#### INSTRUCTIONS FOR THE TASK:
The data below should be restated word for word, with every picture omitted.

━━━━

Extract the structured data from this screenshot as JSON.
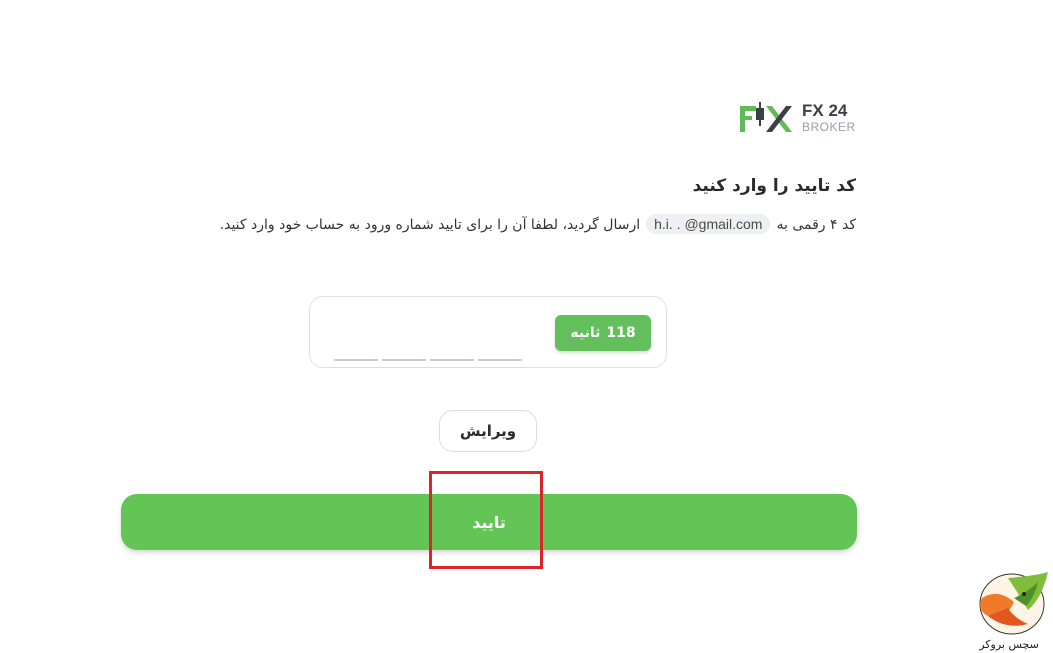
{
  "logo": {
    "title": "FX 24",
    "subtitle": "BROKER",
    "mark_color": "#62b957",
    "mark_dark_color": "#3b3f46"
  },
  "verification": {
    "heading": "کد تایید را وارد کنید",
    "desc_before": "کد ۴ رقمی به",
    "email": "h.i.       .     @gmail.com",
    "desc_after": "ارسال گردید، لطفا آن را برای تایید شماره ورود به حساب خود وارد کنید."
  },
  "otp": {
    "digits": [
      "",
      "",
      "",
      ""
    ],
    "timer_seconds": "118",
    "timer_unit": "ثانیه"
  },
  "buttons": {
    "edit_label": "ویرایش",
    "confirm_label": "تایید"
  },
  "colors": {
    "accent_green": "#63c555",
    "highlight_red": "#d9262c"
  },
  "watermark": {
    "text": "سچس بروکر"
  }
}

━━━━

#### EXERCISE ANSWER:
Extract the structured data from this screenshot as JSON.
{
  "logo": {
    "title": "FX 24",
    "subtitle": "BROKER",
    "mark_color": "#62b957",
    "mark_dark_color": "#3b3f46"
  },
  "verification": {
    "heading": "کد تایید را وارد کنید",
    "desc_before": "کد ۴ رقمی به",
    "email": "h.i.       .     @gmail.com",
    "desc_after": "ارسال گردید، لطفا آن را برای تایید شماره ورود به حساب خود وارد کنید."
  },
  "otp": {
    "digits": [
      "",
      "",
      "",
      ""
    ],
    "timer_seconds": "118",
    "timer_unit": "ثانیه"
  },
  "buttons": {
    "edit_label": "ویرایش",
    "confirm_label": "تایید"
  },
  "colors": {
    "accent_green": "#63c555",
    "highlight_red": "#d9262c"
  },
  "watermark": {
    "text": "سچس بروکر"
  }
}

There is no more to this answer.